Would you repeat the listing exactly but omit every picture?

- _Stored data_:
--- begin ---
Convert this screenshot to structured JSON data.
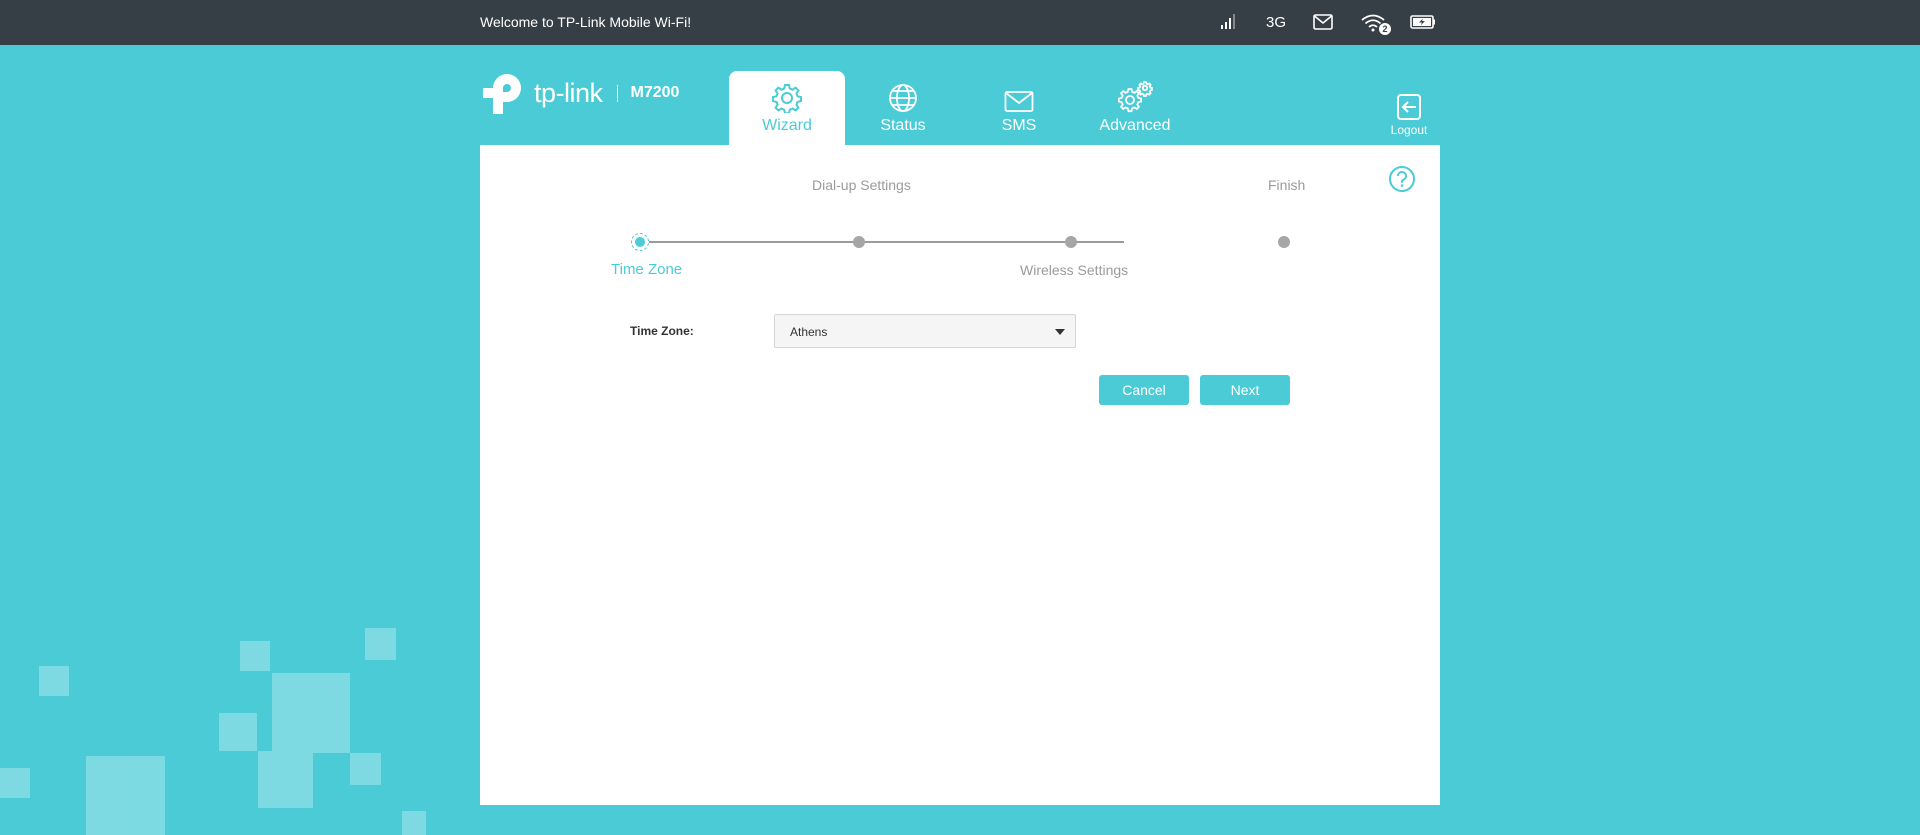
{
  "topbar": {
    "welcome": "Welcome to TP-Link Mobile Wi-Fi!",
    "network_type": "3G",
    "wifi_clients": "2"
  },
  "brand": {
    "logo_text": "tp-link",
    "model": "M7200"
  },
  "nav": {
    "tabs": [
      {
        "label": "Wizard",
        "icon": "gear-icon",
        "active": true
      },
      {
        "label": "Status",
        "icon": "globe-icon",
        "active": false
      },
      {
        "label": "SMS",
        "icon": "envelope-icon",
        "active": false
      },
      {
        "label": "Advanced",
        "icon": "gears-icon",
        "active": false
      }
    ],
    "logout": "Logout"
  },
  "wizard": {
    "steps": [
      {
        "label": "Time Zone",
        "active": true
      },
      {
        "label": "Dial-up Settings",
        "active": false
      },
      {
        "label": "Wireless Settings",
        "active": false
      },
      {
        "label": "Finish",
        "active": false
      }
    ],
    "timezone_label": "Time Zone:",
    "timezone_value": "Athens",
    "cancel_label": "Cancel",
    "next_label": "Next"
  },
  "colors": {
    "accent": "#4acbd6",
    "topbar_bg": "#363f45",
    "step_inactive": "#9b9b9b"
  }
}
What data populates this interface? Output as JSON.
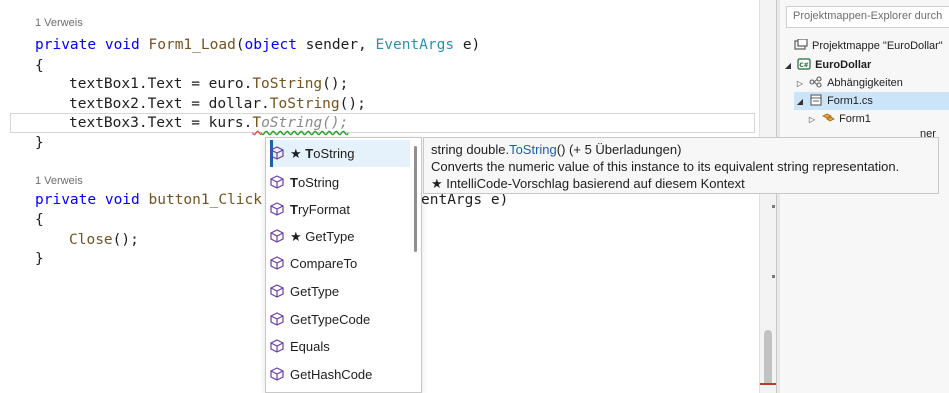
{
  "editor": {
    "method1": {
      "ref": "1 Verweis",
      "sig": {
        "kw1": "private",
        "kw2": "void",
        "name": "Form1_Load",
        "p1": "(",
        "kw3": "object",
        "p2": " sender, ",
        "typ": "EventArgs",
        "p3": " e)"
      },
      "open_brace": "{",
      "line1": {
        "a": "textBox1.Text = euro.",
        "m": "ToString",
        "b": "();"
      },
      "line2": {
        "a": "textBox2.Text = dollar.",
        "m": "ToString",
        "b": "();"
      },
      "line3": {
        "a": "textBox3.Text = kurs.",
        "typed": "T",
        "ghost": "oString();"
      },
      "close_brace": "}"
    },
    "method2": {
      "ref": "1 Verweis",
      "sig": {
        "kw1": "private",
        "kw2": "void",
        "name": "button1_Click(",
        "tail": "entArgs e)"
      },
      "open_brace": "{",
      "line1": {
        "m": "Close",
        "b": "();"
      },
      "close_brace": "}"
    }
  },
  "completion": {
    "items": [
      {
        "star": "★ ",
        "bold": "T",
        "rest": "oString",
        "selected": true
      },
      {
        "star": "",
        "bold": "T",
        "rest": "oString",
        "selected": false
      },
      {
        "star": "",
        "bold": "T",
        "rest": "ryFormat",
        "selected": false
      },
      {
        "star": "★ ",
        "bold": "",
        "rest": "GetType",
        "selected": false
      },
      {
        "star": "",
        "bold": "",
        "rest": "CompareTo",
        "selected": false
      },
      {
        "star": "",
        "bold": "",
        "rest": "GetType",
        "selected": false
      },
      {
        "star": "",
        "bold": "",
        "rest": "GetTypeCode",
        "selected": false
      },
      {
        "star": "",
        "bold": "",
        "rest": "Equals",
        "selected": false
      },
      {
        "star": "",
        "bold": "",
        "rest": "GetHashCode",
        "selected": false
      }
    ],
    "icon": "method-cube-icon"
  },
  "tooltip": {
    "sig_prefix": "string double.",
    "sig_method": "ToString",
    "sig_suffix": "() (+ 5 Überladungen)",
    "description": "Converts the numeric value of this instance to its equivalent string representation.",
    "intellicode": "★  IntelliCode-Vorschlag basierend auf diesem Kontext"
  },
  "solution_explorer": {
    "search_placeholder": "Projektmappen-Explorer durch",
    "items": [
      {
        "label": "Projektmappe \"EuroDollar\"",
        "icon": "solution-icon",
        "bold": false
      },
      {
        "label": "EuroDollar",
        "icon": "csharp-project-icon",
        "bold": true
      },
      {
        "label": "Abhängigkeiten",
        "icon": "dependencies-icon",
        "bold": false
      },
      {
        "label": "Form1.cs",
        "icon": "form-file-icon",
        "bold": false
      },
      {
        "label": "Form1",
        "icon": "form-class-icon",
        "bold": false
      }
    ]
  },
  "colors": {
    "keyword": "#0000ff",
    "type": "#2b91af",
    "method": "#74531f",
    "accent": "#1a5fb4"
  }
}
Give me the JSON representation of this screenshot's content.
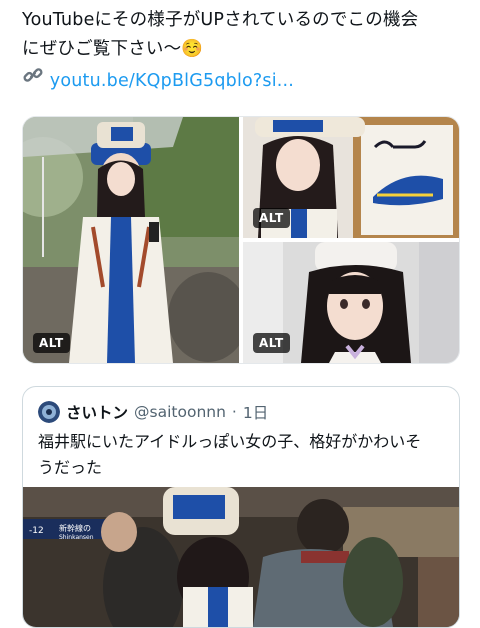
{
  "tweet": {
    "lines": [
      "YouTubeにその様子がUPされているのでこの機会",
      "にぜひご覧下さい〜☺️"
    ],
    "link_icon": "link-icon",
    "link_text": "youtu.be/KQpBlG5qblo?si..."
  },
  "media": [
    {
      "alt_label": "ALT"
    },
    {
      "alt_label": "ALT"
    },
    {
      "alt_label": "ALT"
    }
  ],
  "quote": {
    "author_name": "さいトン",
    "author_handle": "@saitoonnn",
    "separator": "·",
    "time": "1日",
    "lines": [
      "福井駅にいたアイドルっぽい女の子、格好がかわいそ",
      "うだった"
    ],
    "sign_text": "新幹線の",
    "sign_sub": "Shinkansen",
    "sign_number": "-12"
  },
  "colors": {
    "link": "#1d9bf0",
    "text": "#0f1419",
    "muted": "#536471"
  }
}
--- end ---
- _Written response_:
Convert this screenshot to structured JSON data.
{
  "topbar": {
    "welcome": "Welcome to TP-Link Mobile Wi-Fi!",
    "network_type": "3G",
    "wifi_clients": "2"
  },
  "brand": {
    "logo_text": "tp-link",
    "model": "M7200"
  },
  "nav": {
    "tabs": [
      {
        "label": "Wizard",
        "icon": "gear-icon",
        "active": true
      },
      {
        "label": "Status",
        "icon": "globe-icon",
        "active": false
      },
      {
        "label": "SMS",
        "icon": "envelope-icon",
        "active": false
      },
      {
        "label": "Advanced",
        "icon": "gears-icon",
        "active": false
      }
    ],
    "logout": "Logout"
  },
  "wizard": {
    "steps": [
      {
        "label": "Time Zone",
        "active": true
      },
      {
        "label": "Dial-up Settings",
        "active": false
      },
      {
        "label": "Wireless Settings",
        "active": false
      },
      {
        "label": "Finish",
        "active": false
      }
    ],
    "timezone_label": "Time Zone:",
    "timezone_value": "Athens",
    "cancel_label": "Cancel",
    "next_label": "Next"
  },
  "colors": {
    "accent": "#4acbd6",
    "topbar_bg": "#363f45",
    "step_inactive": "#9b9b9b"
  }
}
What data populates this interface? Output as JSON.
{
  "editor": {
    "method1": {
      "ref": "1 Verweis",
      "sig": {
        "kw1": "private",
        "kw2": "void",
        "name": "Form1_Load",
        "p1": "(",
        "kw3": "object",
        "p2": " sender, ",
        "typ": "EventArgs",
        "p3": " e)"
      },
      "open_brace": "{",
      "line1": {
        "a": "textBox1.Text = euro.",
        "m": "ToString",
        "b": "();"
      },
      "line2": {
        "a": "textBox2.Text = dollar.",
        "m": "ToString",
        "b": "();"
      },
      "line3": {
        "a": "textBox3.Text = kurs.",
        "typed": "T",
        "ghost": "oString();"
      },
      "close_brace": "}"
    },
    "method2": {
      "ref": "1 Verweis",
      "sig": {
        "kw1": "private",
        "kw2": "void",
        "name": "button1_Click(",
        "tail": "entArgs e)"
      },
      "open_brace": "{",
      "line1": {
        "m": "Close",
        "b": "();"
      },
      "close_brace": "}"
    }
  },
  "completion": {
    "items": [
      {
        "star": "★ ",
        "bold": "T",
        "rest": "oString",
        "selected": true
      },
      {
        "star": "",
        "bold": "T",
        "rest": "oString",
        "selected": false
      },
      {
        "star": "",
        "bold": "T",
        "rest": "ryFormat",
        "selected": false
      },
      {
        "star": "★ ",
        "bold": "",
        "rest": "GetType",
        "selected": false
      },
      {
        "star": "",
        "bold": "",
        "rest": "CompareTo",
        "selected": false
      },
      {
        "star": "",
        "bold": "",
        "rest": "GetType",
        "selected": false
      },
      {
        "star": "",
        "bold": "",
        "rest": "GetTypeCode",
        "selected": false
      },
      {
        "star": "",
        "bold": "",
        "rest": "Equals",
        "selected": false
      },
      {
        "star": "",
        "bold": "",
        "rest": "GetHashCode",
        "selected": false
      }
    ],
    "icon": "method-cube-icon"
  },
  "tooltip": {
    "sig_prefix": "string double.",
    "sig_method": "ToString",
    "sig_suffix": "() (+ 5 Überladungen)",
    "description": "Converts the numeric value of this instance to its equivalent string representation.",
    "intellicode": "★  IntelliCode-Vorschlag basierend auf diesem Kontext"
  },
  "solution_explorer": {
    "search_placeholder": "Projektmappen-Explorer durch",
    "items": [
      {
        "label": "Projektmappe \"EuroDollar\"",
        "icon": "solution-icon",
        "bold": false
      },
      {
        "label": "EuroDollar",
        "icon": "csharp-project-icon",
        "bold": true
      },
      {
        "label": "Abhängigkeiten",
        "icon": "dependencies-icon",
        "bold": false
      },
      {
        "label": "Form1.cs",
        "icon": "form-file-icon",
        "bold": false
      },
      {
        "label": "Form1",
        "icon": "form-class-icon",
        "bold": false
      }
    ]
  },
  "colors": {
    "keyword": "#0000ff",
    "type": "#2b91af",
    "method": "#74531f",
    "accent": "#1a5fb4"
  }
}
Give me the JSON representation of this screenshot's content.
{
  "tweet": {
    "lines": [
      "YouTubeにその様子がUPされているのでこの機会",
      "にぜひご覧下さい〜☺️"
    ],
    "link_icon": "link-icon",
    "link_text": "youtu.be/KQpBlG5qblo?si..."
  },
  "media": [
    {
      "alt_label": "ALT"
    },
    {
      "alt_label": "ALT"
    },
    {
      "alt_label": "ALT"
    }
  ],
  "quote": {
    "author_name": "さいトン",
    "author_handle": "@saitoonnn",
    "separator": "·",
    "time": "1日",
    "lines": [
      "福井駅にいたアイドルっぽい女の子、格好がかわいそ",
      "うだった"
    ],
    "sign_text": "新幹線の",
    "sign_sub": "Shinkansen",
    "sign_number": "-12"
  },
  "colors": {
    "link": "#1d9bf0",
    "text": "#0f1419",
    "muted": "#536471"
  }
}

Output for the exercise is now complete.